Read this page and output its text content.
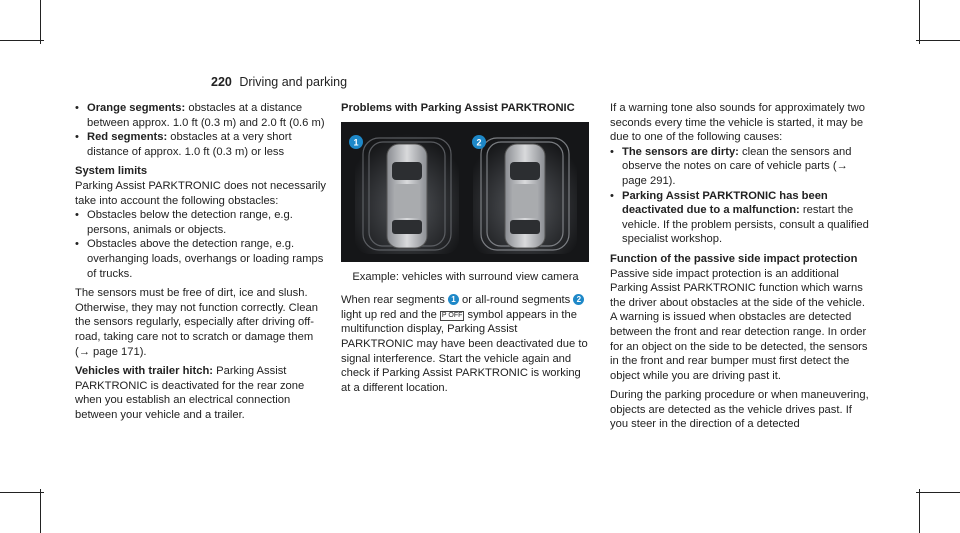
220 Driving and parking
• Orange segments: obstacles at a distance between approx. 1.0 ft (0.3 m) and 2.0 ft (0.6 m)
• Red segments: obstacles at a very short distance of approx. 1.0 ft (0.3 m) or less
System limits
Parking Assist PARKTRONIC does not necessarily take into account the following obstacles:
• Obstacles below the detection range, e.g. persons, animals or objects.
• Obstacles above the detection range, e.g. overhanging loads, overhangs or loading ramps of trucks.
The sensors must be free of dirt, ice and slush. Otherwise, they may not function correctly. Clean the sensors regularly, especially after driving off-road, taking care not to scratch or damage them (→ page 171).
Vehicles with trailer hitch: Parking Assist PARKTRONIC is deactivated for the rear zone when you establish an electrical connection between your vehicle and a trailer.
Problems with Parking Assist PARKTRONIC
1	2
Example: vehicles with surround view camera
When rear segments 1 or all-round segments 2 light up red and the P OFF symbol appears in the multifunction display, Parking Assist PARKTRONIC may have been deactivated due to signal interference. Start the vehicle again and check if Parking Assist PARKTRONIC is working at a different location.
If a warning tone also sounds for approximately two seconds every time the vehicle is started, it may be due to one of the following causes:
• The sensors are dirty: clean the sensors and observe the notes on care of vehicle parts (→ page 291).
• Parking Assist PARKTRONIC has been deactivated due to a malfunction: restart the vehicle. If the problem persists, consult a qualified specialist workshop.
Function of the passive side impact protection
Passive side impact protection is an additional Parking Assist PARKTRONIC function which warns the driver about obstacles at the side of the vehicle. A warning is issued when obstacles are detected between the front and rear detection range. In order for an object on the side to be detected, the sensors in the front and rear bumper must first detect the object while you are driving past it.
During the parking procedure or when maneuvering, objects are detected as the vehicle drives past. If you steer in the direction of a detected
_ _ _ _ _ _ _
◆ **DIRECTIONS FOR THIS TASK**:
Print out the material word for word, omitting the pictures.

◆ **THE OUTPUT**:
Read this page and output its text content.
220 Driving and parking
• Orange segments: obstacles at a distance between approx. 1.0 ft (0.3 m) and 2.0 ft (0.6 m)
• Red segments: obstacles at a very short distance of approx. 1.0 ft (0.3 m) or less
System limits
Parking Assist PARKTRONIC does not necessarily take into account the following obstacles:
• Obstacles below the detection range, e.g. persons, animals or objects.
• Obstacles above the detection range, e.g. overhanging loads, overhangs or loading ramps of trucks.
The sensors must be free of dirt, ice and slush. Otherwise, they may not function correctly. Clean the sensors regularly, especially after driving off-road, taking care not to scratch or damage them (→ page 171).
Vehicles with trailer hitch: Parking Assist PARKTRONIC is deactivated for the rear zone when you establish an electrical connection between your vehicle and a trailer.
Problems with Parking Assist PARKTRONIC
1	2
Example: vehicles with surround view camera
When rear segments 1 or all-round segments 2 light up red and the P OFF symbol appears in the multifunction display, Parking Assist PARKTRONIC may have been deactivated due to signal interference. Start the vehicle again and check if Parking Assist PARKTRONIC is working at a different location.
If a warning tone also sounds for approximately two seconds every time the vehicle is started, it may be due to one of the following causes:
• The sensors are dirty: clean the sensors and observe the notes on care of vehicle parts (→ page 291).
• Parking Assist PARKTRONIC has been deactivated due to a malfunction: restart the vehicle. If the problem persists, consult a qualified specialist workshop.
Function of the passive side impact protection
Passive side impact protection is an additional Parking Assist PARKTRONIC function which warns the driver about obstacles at the side of the vehicle. A warning is issued when obstacles are detected between the front and rear detection range. In order for an object on the side to be detected, the sensors in the front and rear bumper must first detect the object while you are driving past it.
During the parking procedure or when maneuvering, objects are detected as the vehicle drives past. If you steer in the direction of a detected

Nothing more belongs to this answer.